> [SOURCE RECORDS]:
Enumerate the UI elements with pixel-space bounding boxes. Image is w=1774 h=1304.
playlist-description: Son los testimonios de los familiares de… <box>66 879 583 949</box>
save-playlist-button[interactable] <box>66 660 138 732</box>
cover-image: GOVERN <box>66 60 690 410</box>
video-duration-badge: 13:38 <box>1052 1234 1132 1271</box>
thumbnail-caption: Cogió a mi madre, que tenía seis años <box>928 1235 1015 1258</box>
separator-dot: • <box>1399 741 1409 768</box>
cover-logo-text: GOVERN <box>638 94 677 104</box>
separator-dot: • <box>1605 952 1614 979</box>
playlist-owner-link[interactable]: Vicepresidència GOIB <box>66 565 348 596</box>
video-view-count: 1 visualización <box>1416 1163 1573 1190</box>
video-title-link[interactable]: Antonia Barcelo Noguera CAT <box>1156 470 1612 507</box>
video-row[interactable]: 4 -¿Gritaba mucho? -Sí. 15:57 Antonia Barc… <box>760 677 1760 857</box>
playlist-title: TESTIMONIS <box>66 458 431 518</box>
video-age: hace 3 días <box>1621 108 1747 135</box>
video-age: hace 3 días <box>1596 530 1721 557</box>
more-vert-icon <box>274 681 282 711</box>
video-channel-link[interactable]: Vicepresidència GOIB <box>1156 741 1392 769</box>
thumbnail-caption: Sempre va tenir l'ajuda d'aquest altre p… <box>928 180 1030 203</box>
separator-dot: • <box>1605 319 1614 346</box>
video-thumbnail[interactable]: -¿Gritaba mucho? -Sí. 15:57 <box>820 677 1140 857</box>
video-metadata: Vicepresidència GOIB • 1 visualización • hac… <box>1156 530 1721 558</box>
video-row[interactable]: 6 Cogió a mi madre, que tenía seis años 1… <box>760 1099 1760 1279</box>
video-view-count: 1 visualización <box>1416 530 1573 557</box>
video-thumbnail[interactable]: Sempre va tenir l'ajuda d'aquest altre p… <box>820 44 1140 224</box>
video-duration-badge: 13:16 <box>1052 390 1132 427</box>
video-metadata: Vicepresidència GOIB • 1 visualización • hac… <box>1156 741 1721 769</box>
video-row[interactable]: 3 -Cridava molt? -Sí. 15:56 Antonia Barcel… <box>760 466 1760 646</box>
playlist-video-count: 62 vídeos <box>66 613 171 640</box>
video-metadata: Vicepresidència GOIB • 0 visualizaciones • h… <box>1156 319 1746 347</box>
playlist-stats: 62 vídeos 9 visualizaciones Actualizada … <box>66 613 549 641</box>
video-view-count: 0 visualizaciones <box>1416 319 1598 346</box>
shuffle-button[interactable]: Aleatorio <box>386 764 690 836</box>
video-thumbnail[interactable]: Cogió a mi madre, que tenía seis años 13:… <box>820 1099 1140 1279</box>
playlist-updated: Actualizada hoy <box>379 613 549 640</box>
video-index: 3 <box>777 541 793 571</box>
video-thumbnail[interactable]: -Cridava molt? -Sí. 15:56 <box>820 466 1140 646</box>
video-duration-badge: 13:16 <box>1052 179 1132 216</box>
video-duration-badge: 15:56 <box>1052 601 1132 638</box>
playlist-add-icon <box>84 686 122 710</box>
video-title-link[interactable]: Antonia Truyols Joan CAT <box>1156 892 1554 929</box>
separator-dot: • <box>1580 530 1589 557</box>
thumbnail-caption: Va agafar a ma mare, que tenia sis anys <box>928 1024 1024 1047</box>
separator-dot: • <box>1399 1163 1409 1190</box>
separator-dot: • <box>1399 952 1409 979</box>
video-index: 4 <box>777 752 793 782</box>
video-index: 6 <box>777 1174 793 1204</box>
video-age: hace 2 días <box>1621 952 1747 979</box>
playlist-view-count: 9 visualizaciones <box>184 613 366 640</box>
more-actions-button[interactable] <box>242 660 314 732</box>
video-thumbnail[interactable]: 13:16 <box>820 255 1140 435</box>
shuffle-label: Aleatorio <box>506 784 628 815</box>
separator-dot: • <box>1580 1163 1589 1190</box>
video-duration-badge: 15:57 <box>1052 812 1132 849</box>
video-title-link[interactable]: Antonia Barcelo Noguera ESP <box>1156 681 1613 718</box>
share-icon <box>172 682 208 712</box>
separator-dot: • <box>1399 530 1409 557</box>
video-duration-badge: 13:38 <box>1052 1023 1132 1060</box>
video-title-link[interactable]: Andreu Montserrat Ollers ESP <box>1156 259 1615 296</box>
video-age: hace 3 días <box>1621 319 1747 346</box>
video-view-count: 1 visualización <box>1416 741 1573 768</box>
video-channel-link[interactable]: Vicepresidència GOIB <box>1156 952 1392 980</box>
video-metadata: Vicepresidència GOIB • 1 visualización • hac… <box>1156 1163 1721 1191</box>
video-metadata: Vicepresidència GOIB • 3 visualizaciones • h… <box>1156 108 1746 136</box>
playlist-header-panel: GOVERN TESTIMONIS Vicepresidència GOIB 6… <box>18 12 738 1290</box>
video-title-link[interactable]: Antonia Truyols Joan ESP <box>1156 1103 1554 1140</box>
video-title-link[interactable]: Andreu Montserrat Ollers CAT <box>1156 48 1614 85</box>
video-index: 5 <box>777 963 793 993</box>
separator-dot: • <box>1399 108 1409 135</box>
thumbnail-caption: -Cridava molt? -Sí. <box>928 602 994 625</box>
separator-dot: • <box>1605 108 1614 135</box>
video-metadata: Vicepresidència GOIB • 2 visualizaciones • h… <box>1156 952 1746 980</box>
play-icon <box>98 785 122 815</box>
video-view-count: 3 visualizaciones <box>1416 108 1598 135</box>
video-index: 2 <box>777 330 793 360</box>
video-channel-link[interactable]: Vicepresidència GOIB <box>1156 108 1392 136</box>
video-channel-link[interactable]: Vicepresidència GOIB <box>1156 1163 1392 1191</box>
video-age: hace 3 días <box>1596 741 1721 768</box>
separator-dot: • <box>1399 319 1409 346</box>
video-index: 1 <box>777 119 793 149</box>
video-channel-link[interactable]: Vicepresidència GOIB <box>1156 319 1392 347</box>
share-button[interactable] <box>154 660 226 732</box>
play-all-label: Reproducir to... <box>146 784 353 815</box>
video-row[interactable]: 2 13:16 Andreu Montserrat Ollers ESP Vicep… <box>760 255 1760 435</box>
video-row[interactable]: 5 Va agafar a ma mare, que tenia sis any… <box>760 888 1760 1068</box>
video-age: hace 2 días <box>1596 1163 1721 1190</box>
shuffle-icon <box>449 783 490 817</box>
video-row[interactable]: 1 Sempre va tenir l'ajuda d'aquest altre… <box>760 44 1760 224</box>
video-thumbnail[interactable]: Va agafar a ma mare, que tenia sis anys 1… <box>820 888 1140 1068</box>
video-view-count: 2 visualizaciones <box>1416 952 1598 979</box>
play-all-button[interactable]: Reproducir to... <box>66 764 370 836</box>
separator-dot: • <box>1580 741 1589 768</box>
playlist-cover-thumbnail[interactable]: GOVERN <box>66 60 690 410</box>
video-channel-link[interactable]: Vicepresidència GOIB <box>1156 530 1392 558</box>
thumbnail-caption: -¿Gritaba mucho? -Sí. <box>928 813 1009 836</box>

> [EXERCISE REQUIREMENTS]:
Reproduce all the records above, substituting "upload-age" for every occurrence of "video-age" and leaving everything else unchanged.

> [RESULT OF THE TASK]:
Enumerate the UI elements with pixel-space bounding boxes. Image is w=1774 h=1304.
playlist-description: Son los testimonios de los familiares de… <box>66 879 583 949</box>
save-playlist-button[interactable] <box>66 660 138 732</box>
cover-image: GOVERN <box>66 60 690 410</box>
video-duration-badge: 13:38 <box>1052 1234 1132 1271</box>
thumbnail-caption: Cogió a mi madre, que tenía seis años <box>928 1235 1015 1258</box>
separator-dot: • <box>1399 741 1409 768</box>
cover-logo-text: GOVERN <box>638 94 677 104</box>
separator-dot: • <box>1605 952 1614 979</box>
playlist-owner-link[interactable]: Vicepresidència GOIB <box>66 565 348 596</box>
video-view-count: 1 visualización <box>1416 1163 1573 1190</box>
video-title-link[interactable]: Antonia Barcelo Noguera CAT <box>1156 470 1612 507</box>
video-row[interactable]: 4 -¿Gritaba mucho? -Sí. 15:57 Antonia Barc… <box>760 677 1760 857</box>
playlist-title: TESTIMONIS <box>66 458 431 518</box>
upload-age: hace 3 días <box>1621 108 1747 135</box>
upload-age: hace 3 días <box>1596 530 1721 557</box>
more-vert-icon <box>274 681 282 711</box>
video-channel-link[interactable]: Vicepresidència GOIB <box>1156 741 1392 769</box>
thumbnail-caption: Sempre va tenir l'ajuda d'aquest altre p… <box>928 180 1030 203</box>
separator-dot: • <box>1605 319 1614 346</box>
video-thumbnail[interactable]: -¿Gritaba mucho? -Sí. 15:57 <box>820 677 1140 857</box>
video-metadata: Vicepresidència GOIB • 1 visualización • hac… <box>1156 530 1721 558</box>
video-row[interactable]: 6 Cogió a mi madre, que tenía seis años 1… <box>760 1099 1760 1279</box>
video-view-count: 1 visualización <box>1416 530 1573 557</box>
video-thumbnail[interactable]: Sempre va tenir l'ajuda d'aquest altre p… <box>820 44 1140 224</box>
video-duration-badge: 13:16 <box>1052 390 1132 427</box>
video-metadata: Vicepresidència GOIB • 1 visualización • hac… <box>1156 741 1721 769</box>
video-row[interactable]: 3 -Cridava molt? -Sí. 15:56 Antonia Barcel… <box>760 466 1760 646</box>
playlist-video-count: 62 vídeos <box>66 613 171 640</box>
video-metadata: Vicepresidència GOIB • 0 visualizaciones • h… <box>1156 319 1746 347</box>
playlist-stats: 62 vídeos 9 visualizaciones Actualizada … <box>66 613 549 641</box>
video-view-count: 0 visualizaciones <box>1416 319 1598 346</box>
shuffle-button[interactable]: Aleatorio <box>386 764 690 836</box>
video-thumbnail[interactable]: Cogió a mi madre, que tenía seis años 13:… <box>820 1099 1140 1279</box>
playlist-updated: Actualizada hoy <box>379 613 549 640</box>
video-index: 3 <box>777 541 793 571</box>
video-thumbnail[interactable]: -Cridava molt? -Sí. 15:56 <box>820 466 1140 646</box>
video-duration-badge: 13:16 <box>1052 179 1132 216</box>
video-duration-badge: 15:56 <box>1052 601 1132 638</box>
playlist-add-icon <box>84 686 122 710</box>
video-title-link[interactable]: Antonia Truyols Joan CAT <box>1156 892 1554 929</box>
separator-dot: • <box>1580 530 1589 557</box>
thumbnail-caption: Va agafar a ma mare, que tenia sis anys <box>928 1024 1024 1047</box>
separator-dot: • <box>1399 1163 1409 1190</box>
separator-dot: • <box>1399 952 1409 979</box>
video-index: 4 <box>777 752 793 782</box>
video-index: 6 <box>777 1174 793 1204</box>
upload-age: hace 2 días <box>1621 952 1747 979</box>
playlist-view-count: 9 visualizaciones <box>184 613 366 640</box>
more-actions-button[interactable] <box>242 660 314 732</box>
video-thumbnail[interactable]: 13:16 <box>820 255 1140 435</box>
shuffle-label: Aleatorio <box>506 784 628 815</box>
separator-dot: • <box>1580 1163 1589 1190</box>
video-duration-badge: 15:57 <box>1052 812 1132 849</box>
video-title-link[interactable]: Antonia Barcelo Noguera ESP <box>1156 681 1613 718</box>
share-icon <box>172 682 208 712</box>
separator-dot: • <box>1399 530 1409 557</box>
video-duration-badge: 13:38 <box>1052 1023 1132 1060</box>
video-title-link[interactable]: Andreu Montserrat Ollers ESP <box>1156 259 1615 296</box>
upload-age: hace 3 días <box>1621 319 1747 346</box>
video-view-count: 1 visualización <box>1416 741 1573 768</box>
video-channel-link[interactable]: Vicepresidència GOIB <box>1156 952 1392 980</box>
video-metadata: Vicepresidència GOIB • 1 visualización • hac… <box>1156 1163 1721 1191</box>
video-metadata: Vicepresidència GOIB • 3 visualizaciones • h… <box>1156 108 1746 136</box>
playlist-header-panel: GOVERN TESTIMONIS Vicepresidència GOIB 6… <box>18 12 738 1290</box>
video-title-link[interactable]: Antonia Truyols Joan ESP <box>1156 1103 1554 1140</box>
video-title-link[interactable]: Andreu Montserrat Ollers CAT <box>1156 48 1614 85</box>
video-index: 5 <box>777 963 793 993</box>
separator-dot: • <box>1399 108 1409 135</box>
thumbnail-caption: -Cridava molt? -Sí. <box>928 602 994 625</box>
separator-dot: • <box>1605 108 1614 135</box>
video-metadata: Vicepresidència GOIB • 2 visualizaciones • h… <box>1156 952 1746 980</box>
play-icon <box>98 785 122 815</box>
video-view-count: 3 visualizaciones <box>1416 108 1598 135</box>
video-index: 2 <box>777 330 793 360</box>
video-channel-link[interactable]: Vicepresidència GOIB <box>1156 108 1392 136</box>
video-channel-link[interactable]: Vicepresidència GOIB <box>1156 1163 1392 1191</box>
upload-age: hace 3 días <box>1596 741 1721 768</box>
separator-dot: • <box>1399 319 1409 346</box>
video-index: 1 <box>777 119 793 149</box>
video-channel-link[interactable]: Vicepresidència GOIB <box>1156 319 1392 347</box>
share-button[interactable] <box>154 660 226 732</box>
play-all-label: Reproducir to... <box>146 784 353 815</box>
video-row[interactable]: 2 13:16 Andreu Montserrat Ollers ESP Vicep… <box>760 255 1760 435</box>
video-row[interactable]: 5 Va agafar a ma mare, que tenia sis any… <box>760 888 1760 1068</box>
upload-age: hace 2 días <box>1596 1163 1721 1190</box>
shuffle-icon <box>449 783 490 817</box>
video-row[interactable]: 1 Sempre va tenir l'ajuda d'aquest altre… <box>760 44 1760 224</box>
video-thumbnail[interactable]: Va agafar a ma mare, que tenia sis anys 1… <box>820 888 1140 1068</box>
video-view-count: 2 visualizaciones <box>1416 952 1598 979</box>
play-all-button[interactable]: Reproducir to... <box>66 764 370 836</box>
separator-dot: • <box>1580 741 1589 768</box>
playlist-cover-thumbnail[interactable]: GOVERN <box>66 60 690 410</box>
video-channel-link[interactable]: Vicepresidència GOIB <box>1156 530 1392 558</box>
thumbnail-caption: -¿Gritaba mucho? -Sí. <box>928 813 1009 836</box>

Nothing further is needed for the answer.